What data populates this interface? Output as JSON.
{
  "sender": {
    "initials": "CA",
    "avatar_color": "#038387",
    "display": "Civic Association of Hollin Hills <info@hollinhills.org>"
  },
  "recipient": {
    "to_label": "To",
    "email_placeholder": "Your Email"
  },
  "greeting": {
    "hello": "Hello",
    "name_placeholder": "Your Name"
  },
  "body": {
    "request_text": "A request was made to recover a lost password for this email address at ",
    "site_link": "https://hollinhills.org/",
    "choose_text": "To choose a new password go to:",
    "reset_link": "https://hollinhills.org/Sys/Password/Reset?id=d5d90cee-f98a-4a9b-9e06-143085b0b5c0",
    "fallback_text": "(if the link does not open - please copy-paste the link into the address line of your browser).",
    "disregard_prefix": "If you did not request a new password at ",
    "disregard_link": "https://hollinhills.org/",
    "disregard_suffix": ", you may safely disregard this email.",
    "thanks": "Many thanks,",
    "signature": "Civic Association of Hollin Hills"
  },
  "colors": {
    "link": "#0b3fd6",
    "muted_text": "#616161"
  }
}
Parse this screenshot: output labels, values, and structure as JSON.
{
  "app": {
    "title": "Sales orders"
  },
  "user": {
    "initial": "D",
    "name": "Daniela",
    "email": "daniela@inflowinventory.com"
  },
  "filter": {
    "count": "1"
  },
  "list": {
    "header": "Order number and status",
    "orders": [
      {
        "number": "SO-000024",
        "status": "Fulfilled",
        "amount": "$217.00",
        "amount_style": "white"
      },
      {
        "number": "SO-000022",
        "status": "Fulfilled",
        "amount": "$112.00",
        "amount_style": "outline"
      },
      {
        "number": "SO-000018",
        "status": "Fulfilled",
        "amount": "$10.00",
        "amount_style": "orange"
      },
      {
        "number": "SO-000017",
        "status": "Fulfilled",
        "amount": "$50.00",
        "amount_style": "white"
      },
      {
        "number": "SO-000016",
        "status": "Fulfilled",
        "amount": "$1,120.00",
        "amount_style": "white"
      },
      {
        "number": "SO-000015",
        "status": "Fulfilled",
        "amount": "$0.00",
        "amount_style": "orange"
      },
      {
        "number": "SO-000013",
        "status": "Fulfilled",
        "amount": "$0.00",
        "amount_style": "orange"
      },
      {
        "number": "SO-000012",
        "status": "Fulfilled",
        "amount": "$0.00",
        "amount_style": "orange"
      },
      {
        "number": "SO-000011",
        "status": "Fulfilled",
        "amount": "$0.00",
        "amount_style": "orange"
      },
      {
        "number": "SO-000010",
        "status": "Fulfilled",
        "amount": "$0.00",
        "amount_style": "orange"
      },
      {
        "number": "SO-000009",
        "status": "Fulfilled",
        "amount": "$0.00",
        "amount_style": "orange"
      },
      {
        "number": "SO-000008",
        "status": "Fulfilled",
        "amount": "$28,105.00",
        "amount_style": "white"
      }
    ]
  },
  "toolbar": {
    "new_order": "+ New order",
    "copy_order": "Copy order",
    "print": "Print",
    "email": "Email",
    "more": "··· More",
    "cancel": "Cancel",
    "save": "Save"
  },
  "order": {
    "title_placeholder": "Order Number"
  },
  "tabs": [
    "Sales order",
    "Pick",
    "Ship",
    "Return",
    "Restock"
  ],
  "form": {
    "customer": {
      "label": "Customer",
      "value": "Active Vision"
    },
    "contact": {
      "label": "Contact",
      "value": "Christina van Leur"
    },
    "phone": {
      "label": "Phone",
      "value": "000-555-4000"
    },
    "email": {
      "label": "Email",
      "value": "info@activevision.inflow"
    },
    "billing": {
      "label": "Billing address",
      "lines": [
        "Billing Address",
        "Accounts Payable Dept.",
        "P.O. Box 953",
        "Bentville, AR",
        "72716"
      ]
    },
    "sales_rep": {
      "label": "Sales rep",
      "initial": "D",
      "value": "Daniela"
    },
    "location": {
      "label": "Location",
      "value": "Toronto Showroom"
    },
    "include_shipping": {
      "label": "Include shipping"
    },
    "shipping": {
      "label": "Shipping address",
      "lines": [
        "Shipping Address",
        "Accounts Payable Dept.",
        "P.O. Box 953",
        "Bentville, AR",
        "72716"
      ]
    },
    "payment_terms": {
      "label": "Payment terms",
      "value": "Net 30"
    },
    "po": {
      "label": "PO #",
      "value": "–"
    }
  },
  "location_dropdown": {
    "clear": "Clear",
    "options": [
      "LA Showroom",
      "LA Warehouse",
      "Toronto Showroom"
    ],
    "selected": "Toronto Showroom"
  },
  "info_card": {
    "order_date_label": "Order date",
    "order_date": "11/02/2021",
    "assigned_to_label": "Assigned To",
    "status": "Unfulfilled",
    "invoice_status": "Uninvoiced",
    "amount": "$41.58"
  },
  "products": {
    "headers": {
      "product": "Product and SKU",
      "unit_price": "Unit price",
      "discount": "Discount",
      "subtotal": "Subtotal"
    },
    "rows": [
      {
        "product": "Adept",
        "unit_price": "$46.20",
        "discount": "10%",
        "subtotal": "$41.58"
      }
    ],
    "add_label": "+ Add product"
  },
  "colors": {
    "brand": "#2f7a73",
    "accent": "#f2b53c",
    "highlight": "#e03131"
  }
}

-- Given exercise --
Scan the data for the word "Toronto" and copy every line where it shows up.

-- Expected answer --
      "value": "Toronto Showroom"
      "Toronto Showroom"
    "selected": "Toronto Showroom"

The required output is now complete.